_AIM_
In the entries that follow, how many lines hold the string "dalla"? Give only that number.

_GIVEN RECORDS_
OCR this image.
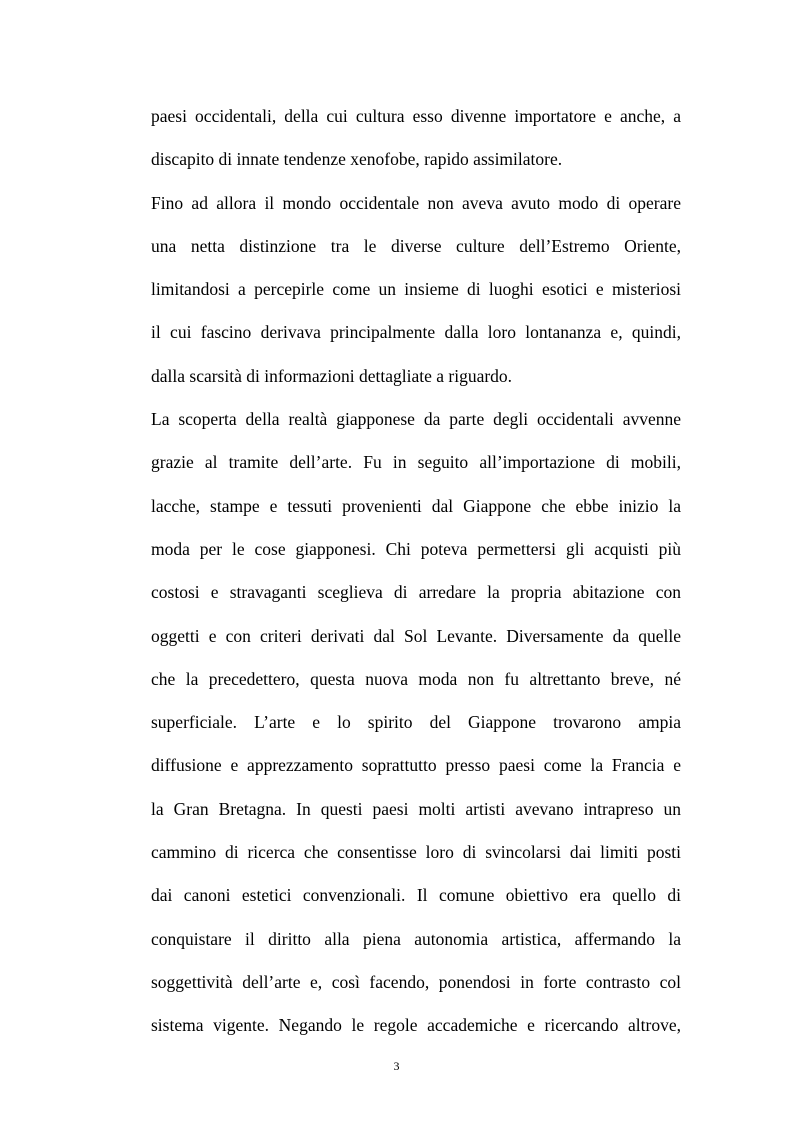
paesi occidentali, della cui cultura esso divenne importatore e anche, a
discapito di innate tendenze xenofobe, rapido assimilatore.
Fino ad allora il mondo occidentale non aveva avuto modo di operare
una netta distinzione tra le diverse culture dell’Estremo Oriente,
limitandosi a percepirle come un insieme di luoghi esotici e misteriosi
il cui fascino derivava principalmente dalla loro lontananza e, quindi,
dalla scarsità di informazioni dettagliate a riguardo.
La scoperta della realtà giapponese da parte degli occidentali avvenne
grazie al tramite dell’arte. Fu in seguito all’importazione di mobili,
lacche, stampe e tessuti provenienti dal Giappone che ebbe inizio la
moda per le cose giapponesi. Chi poteva permettersi gli acquisti più
costosi e stravaganti sceglieva di arredare la propria abitazione con
oggetti e con criteri derivati dal Sol Levante. Diversamente da quelle
che la precedettero, questa nuova moda non fu altrettanto breve, né
superficiale. L’arte e lo spirito del Giappone trovarono ampia
diffusione e apprezzamento soprattutto presso paesi come la Francia e
la Gran Bretagna. In questi paesi molti artisti avevano intrapreso un
cammino di ricerca che consentisse loro di svincolarsi dai limiti posti
dai canoni estetici convenzionali. Il comune obiettivo era quello di
conquistare il diritto alla piena autonomia artistica, affermando la
soggettività dell’arte e, così facendo, ponendosi in forte contrasto col
sistema vigente. Negando le regole accademiche e ricercando altrove,
3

_SOLUTION_
2